→ Problem to work on:
Return the number of lines in which the word "conditioned" appears; add nothing else.

→ Provided information:
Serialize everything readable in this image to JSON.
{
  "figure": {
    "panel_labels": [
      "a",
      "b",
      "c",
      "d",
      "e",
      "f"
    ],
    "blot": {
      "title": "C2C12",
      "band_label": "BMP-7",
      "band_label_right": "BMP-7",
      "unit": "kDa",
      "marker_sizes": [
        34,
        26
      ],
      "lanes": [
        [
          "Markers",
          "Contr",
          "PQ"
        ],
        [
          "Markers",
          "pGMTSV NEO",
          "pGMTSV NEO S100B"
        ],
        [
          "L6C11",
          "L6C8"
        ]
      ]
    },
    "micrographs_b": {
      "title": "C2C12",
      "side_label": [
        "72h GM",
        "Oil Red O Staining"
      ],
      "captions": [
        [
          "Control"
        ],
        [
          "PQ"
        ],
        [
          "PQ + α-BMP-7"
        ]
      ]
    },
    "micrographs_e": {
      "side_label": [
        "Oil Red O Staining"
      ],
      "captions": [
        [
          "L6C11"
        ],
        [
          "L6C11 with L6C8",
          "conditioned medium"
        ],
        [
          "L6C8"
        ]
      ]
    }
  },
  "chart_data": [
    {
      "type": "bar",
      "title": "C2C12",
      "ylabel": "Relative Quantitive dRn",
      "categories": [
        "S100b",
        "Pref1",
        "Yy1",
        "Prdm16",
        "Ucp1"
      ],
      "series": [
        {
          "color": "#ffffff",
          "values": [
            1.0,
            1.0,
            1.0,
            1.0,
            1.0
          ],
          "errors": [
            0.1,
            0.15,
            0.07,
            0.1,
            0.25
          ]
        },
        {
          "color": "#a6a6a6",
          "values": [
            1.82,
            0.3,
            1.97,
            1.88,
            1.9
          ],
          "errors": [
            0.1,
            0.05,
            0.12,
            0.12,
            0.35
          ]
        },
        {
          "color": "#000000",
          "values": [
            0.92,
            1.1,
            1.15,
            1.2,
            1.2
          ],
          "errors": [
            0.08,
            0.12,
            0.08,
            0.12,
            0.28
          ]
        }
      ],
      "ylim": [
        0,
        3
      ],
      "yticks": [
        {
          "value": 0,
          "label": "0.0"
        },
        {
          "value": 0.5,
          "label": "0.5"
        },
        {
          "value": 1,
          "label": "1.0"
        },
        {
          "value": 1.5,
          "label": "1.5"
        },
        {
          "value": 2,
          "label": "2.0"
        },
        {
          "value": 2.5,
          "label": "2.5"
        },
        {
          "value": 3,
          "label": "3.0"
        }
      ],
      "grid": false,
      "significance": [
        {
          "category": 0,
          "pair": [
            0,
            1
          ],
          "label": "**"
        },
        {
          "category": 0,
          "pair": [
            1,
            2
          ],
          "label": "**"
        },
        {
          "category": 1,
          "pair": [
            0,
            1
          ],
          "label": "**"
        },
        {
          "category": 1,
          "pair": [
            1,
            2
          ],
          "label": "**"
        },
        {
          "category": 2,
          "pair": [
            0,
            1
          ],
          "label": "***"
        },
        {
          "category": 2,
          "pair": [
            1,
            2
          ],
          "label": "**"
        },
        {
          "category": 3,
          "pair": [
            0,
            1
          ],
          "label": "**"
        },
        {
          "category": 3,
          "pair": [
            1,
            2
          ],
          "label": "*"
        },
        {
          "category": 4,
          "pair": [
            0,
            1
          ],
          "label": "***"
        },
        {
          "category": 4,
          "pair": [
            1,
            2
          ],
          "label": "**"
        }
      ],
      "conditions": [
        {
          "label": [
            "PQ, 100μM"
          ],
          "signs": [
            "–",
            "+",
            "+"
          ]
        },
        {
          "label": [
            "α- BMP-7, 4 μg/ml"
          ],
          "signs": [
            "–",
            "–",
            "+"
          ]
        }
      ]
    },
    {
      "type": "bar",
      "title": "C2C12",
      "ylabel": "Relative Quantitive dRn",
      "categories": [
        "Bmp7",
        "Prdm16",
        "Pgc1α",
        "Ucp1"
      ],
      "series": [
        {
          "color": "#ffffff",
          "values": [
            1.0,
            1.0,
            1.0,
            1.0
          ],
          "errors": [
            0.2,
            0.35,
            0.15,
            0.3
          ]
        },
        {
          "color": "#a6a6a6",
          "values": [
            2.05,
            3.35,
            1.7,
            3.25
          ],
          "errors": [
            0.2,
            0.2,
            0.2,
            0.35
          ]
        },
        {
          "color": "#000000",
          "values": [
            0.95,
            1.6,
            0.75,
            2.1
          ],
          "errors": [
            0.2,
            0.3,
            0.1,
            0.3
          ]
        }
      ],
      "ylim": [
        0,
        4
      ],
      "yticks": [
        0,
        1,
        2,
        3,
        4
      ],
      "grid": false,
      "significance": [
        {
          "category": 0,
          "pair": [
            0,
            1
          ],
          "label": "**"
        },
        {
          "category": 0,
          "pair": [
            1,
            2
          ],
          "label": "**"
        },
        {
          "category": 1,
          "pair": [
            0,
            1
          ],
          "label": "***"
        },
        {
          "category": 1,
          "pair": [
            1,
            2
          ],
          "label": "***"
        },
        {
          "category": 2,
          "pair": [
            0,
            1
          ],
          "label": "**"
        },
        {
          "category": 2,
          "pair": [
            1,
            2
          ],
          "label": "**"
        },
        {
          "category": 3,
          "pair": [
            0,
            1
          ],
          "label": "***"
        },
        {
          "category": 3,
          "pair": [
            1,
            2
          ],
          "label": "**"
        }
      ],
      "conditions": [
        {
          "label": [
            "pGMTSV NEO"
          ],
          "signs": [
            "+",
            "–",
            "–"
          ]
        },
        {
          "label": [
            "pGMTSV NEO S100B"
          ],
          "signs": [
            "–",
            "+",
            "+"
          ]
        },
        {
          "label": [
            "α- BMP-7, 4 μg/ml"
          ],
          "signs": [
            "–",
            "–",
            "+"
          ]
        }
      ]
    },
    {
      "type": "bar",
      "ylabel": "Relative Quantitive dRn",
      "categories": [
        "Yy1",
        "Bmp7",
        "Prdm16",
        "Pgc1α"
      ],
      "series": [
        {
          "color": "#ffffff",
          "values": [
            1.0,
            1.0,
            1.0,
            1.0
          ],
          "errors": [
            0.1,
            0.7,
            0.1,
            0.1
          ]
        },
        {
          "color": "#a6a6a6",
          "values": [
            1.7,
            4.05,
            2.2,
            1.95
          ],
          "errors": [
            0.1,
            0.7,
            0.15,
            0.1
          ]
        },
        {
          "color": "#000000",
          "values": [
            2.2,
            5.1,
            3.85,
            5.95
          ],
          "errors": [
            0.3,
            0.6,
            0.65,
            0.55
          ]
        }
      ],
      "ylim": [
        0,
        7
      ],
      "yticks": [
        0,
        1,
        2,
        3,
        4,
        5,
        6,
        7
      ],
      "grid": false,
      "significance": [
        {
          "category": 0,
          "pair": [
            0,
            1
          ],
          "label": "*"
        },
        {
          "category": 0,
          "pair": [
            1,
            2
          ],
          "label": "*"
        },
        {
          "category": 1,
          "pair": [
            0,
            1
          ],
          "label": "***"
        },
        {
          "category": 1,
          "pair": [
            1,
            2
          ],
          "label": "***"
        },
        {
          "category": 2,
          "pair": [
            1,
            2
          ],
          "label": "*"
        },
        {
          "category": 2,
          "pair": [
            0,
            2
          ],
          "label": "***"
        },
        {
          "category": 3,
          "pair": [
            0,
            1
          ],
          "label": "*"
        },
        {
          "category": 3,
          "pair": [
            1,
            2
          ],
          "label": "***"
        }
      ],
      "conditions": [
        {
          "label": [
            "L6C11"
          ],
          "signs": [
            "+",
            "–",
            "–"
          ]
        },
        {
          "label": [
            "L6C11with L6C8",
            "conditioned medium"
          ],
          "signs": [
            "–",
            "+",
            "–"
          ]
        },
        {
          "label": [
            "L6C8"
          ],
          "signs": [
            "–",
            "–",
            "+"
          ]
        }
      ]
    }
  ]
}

→ Solution:
2